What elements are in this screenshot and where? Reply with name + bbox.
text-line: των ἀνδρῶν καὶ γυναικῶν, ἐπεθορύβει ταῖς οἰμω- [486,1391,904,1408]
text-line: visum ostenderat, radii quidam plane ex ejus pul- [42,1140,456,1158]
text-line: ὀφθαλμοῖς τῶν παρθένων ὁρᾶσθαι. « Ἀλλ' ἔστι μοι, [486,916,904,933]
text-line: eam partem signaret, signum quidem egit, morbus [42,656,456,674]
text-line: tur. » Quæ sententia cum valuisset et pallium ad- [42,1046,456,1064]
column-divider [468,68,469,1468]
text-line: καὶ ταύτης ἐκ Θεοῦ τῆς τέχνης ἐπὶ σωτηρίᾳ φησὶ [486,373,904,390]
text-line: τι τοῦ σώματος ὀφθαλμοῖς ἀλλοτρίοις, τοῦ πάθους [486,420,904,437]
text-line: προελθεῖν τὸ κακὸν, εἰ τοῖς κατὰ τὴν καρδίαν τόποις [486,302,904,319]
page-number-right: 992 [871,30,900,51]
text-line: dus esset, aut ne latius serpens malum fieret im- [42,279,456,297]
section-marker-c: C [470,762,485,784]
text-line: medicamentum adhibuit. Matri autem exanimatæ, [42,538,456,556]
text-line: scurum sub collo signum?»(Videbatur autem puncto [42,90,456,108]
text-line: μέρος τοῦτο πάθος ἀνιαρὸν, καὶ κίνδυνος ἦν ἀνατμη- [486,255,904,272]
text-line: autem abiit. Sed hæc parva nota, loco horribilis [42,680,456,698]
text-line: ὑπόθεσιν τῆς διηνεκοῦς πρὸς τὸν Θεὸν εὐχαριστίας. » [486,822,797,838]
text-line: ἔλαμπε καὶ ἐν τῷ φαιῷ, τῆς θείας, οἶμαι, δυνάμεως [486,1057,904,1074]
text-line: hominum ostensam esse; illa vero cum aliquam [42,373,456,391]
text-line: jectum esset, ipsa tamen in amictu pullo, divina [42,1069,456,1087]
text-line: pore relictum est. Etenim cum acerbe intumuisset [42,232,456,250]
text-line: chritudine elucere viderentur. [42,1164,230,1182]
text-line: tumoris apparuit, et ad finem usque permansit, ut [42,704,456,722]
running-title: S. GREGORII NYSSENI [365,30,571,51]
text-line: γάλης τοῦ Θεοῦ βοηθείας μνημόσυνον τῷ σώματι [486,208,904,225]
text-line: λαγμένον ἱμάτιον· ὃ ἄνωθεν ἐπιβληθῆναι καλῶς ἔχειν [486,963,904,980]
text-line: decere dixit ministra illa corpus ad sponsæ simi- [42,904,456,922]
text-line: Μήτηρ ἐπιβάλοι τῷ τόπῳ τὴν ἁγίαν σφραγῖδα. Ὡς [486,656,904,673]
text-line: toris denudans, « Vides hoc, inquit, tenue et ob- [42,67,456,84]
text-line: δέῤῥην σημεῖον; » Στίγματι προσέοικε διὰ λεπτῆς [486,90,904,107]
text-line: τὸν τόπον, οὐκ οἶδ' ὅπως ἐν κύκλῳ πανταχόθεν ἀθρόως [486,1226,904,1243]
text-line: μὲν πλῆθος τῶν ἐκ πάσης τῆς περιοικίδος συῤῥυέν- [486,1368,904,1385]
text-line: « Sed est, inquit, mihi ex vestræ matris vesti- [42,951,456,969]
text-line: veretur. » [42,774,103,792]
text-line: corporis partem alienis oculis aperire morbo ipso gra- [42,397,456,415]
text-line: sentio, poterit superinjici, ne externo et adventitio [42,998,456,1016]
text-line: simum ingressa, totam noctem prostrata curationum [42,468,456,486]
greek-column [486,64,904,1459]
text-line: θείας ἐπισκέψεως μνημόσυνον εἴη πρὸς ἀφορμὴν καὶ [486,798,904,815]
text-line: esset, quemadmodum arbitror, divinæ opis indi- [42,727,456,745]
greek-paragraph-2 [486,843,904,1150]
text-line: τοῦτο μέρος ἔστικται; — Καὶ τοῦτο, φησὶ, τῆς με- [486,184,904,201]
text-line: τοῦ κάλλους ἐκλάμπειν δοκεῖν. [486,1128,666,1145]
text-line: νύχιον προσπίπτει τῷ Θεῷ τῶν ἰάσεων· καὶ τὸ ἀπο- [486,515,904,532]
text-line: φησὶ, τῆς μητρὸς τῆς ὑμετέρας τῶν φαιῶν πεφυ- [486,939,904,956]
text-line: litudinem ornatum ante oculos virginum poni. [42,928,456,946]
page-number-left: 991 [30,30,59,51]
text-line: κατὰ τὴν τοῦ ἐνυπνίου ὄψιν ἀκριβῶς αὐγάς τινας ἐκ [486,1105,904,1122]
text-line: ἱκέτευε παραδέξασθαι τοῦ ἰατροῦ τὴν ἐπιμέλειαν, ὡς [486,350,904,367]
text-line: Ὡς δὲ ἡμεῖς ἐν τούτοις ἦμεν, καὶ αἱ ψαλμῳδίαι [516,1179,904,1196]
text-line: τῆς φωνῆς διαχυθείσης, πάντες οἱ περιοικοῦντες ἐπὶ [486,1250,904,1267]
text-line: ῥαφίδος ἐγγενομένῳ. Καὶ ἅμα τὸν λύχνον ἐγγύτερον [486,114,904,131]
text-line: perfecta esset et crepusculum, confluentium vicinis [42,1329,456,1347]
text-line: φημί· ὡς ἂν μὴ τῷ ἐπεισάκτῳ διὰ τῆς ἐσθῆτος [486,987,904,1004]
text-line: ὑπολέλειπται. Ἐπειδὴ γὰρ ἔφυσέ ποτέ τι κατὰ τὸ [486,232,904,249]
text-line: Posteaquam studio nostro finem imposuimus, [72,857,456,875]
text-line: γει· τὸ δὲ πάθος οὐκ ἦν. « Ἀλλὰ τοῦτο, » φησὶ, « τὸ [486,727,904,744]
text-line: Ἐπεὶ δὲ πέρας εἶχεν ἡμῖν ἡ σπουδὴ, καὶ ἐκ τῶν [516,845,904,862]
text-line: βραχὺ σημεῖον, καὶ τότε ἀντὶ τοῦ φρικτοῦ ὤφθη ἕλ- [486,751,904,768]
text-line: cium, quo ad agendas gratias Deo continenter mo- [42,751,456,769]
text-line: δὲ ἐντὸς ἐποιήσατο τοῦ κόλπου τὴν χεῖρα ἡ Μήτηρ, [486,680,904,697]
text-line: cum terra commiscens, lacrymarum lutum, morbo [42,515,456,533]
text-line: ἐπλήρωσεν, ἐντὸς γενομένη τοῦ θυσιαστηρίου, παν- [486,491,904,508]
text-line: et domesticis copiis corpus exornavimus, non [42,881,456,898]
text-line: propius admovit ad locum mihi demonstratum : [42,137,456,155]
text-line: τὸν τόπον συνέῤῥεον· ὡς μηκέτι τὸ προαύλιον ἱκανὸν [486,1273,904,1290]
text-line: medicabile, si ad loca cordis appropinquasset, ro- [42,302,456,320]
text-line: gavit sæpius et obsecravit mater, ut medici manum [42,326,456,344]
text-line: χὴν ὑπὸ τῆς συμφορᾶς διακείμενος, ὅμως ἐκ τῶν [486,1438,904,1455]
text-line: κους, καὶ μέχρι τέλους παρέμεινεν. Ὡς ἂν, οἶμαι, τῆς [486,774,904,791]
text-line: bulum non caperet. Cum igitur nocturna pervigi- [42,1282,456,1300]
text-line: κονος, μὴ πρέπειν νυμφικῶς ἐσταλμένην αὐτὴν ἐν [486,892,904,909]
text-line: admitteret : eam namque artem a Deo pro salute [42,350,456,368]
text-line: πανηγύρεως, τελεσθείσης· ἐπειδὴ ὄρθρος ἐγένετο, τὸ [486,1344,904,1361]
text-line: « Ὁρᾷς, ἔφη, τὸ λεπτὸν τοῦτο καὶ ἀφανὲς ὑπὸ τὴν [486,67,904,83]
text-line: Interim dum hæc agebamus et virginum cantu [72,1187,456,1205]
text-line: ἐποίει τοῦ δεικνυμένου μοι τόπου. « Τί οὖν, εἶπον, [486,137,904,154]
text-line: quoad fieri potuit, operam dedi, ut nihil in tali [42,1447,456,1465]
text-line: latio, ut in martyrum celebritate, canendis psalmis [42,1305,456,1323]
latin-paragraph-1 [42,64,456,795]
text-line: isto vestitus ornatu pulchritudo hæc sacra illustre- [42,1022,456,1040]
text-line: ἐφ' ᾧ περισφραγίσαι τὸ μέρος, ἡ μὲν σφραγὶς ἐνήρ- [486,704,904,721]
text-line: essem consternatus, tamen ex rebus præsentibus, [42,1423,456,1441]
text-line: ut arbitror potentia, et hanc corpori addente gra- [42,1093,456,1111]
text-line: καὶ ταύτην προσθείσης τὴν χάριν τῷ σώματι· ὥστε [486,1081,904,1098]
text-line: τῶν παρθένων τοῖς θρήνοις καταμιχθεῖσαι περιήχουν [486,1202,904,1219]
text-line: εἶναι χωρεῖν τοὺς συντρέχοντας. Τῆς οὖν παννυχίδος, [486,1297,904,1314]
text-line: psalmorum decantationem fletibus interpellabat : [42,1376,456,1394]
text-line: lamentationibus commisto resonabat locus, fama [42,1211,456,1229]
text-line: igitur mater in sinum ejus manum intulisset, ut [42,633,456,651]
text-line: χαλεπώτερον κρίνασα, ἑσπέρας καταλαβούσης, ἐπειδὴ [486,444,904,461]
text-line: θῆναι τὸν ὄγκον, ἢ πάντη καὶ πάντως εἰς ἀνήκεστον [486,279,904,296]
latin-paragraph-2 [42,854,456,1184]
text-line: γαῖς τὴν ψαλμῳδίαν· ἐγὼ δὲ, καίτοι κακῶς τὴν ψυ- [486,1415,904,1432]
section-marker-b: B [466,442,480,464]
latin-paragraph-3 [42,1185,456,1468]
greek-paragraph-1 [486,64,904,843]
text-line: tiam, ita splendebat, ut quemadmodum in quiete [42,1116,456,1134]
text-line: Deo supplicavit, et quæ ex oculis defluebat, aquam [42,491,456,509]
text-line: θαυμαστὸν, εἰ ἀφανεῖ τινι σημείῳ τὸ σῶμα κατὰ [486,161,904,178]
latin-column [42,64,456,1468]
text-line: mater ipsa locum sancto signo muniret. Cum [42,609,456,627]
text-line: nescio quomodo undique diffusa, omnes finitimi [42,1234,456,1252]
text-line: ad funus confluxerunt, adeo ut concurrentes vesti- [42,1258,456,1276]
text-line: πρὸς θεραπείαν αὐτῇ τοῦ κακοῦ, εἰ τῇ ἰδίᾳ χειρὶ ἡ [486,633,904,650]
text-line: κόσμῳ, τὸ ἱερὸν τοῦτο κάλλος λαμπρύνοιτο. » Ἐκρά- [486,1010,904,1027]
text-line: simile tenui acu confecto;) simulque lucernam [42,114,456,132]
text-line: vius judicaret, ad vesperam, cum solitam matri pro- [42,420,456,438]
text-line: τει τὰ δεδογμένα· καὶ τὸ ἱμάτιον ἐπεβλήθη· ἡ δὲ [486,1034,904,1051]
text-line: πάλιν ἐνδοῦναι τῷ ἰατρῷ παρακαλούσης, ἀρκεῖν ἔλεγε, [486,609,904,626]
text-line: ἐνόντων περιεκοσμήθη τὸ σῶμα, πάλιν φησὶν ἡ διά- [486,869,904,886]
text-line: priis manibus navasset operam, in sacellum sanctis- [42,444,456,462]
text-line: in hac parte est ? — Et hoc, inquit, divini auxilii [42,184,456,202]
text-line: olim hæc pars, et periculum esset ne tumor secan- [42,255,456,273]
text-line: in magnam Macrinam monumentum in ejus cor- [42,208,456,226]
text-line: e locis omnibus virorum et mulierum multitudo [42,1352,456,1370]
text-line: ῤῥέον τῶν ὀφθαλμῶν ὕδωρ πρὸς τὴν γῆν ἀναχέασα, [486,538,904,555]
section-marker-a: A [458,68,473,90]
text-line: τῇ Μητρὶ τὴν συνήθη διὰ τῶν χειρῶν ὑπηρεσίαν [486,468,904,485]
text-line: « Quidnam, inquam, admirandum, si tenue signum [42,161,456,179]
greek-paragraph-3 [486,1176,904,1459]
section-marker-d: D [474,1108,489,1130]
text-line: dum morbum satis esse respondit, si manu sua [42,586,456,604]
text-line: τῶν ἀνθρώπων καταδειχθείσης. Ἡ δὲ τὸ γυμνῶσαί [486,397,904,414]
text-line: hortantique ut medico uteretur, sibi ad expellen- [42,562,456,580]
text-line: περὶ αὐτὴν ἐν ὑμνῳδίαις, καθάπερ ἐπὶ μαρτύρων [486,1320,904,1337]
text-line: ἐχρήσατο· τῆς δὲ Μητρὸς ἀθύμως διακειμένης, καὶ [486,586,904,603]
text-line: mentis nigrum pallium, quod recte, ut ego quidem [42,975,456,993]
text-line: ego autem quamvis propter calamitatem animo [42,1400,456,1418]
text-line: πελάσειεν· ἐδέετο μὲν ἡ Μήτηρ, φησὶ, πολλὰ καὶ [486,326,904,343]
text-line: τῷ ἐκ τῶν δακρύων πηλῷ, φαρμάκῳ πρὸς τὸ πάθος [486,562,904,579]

########

• _Exercise objective_: Report how many lines in the listing include the word "ipsa". Give nothing but the count.

• _Answer space_: 2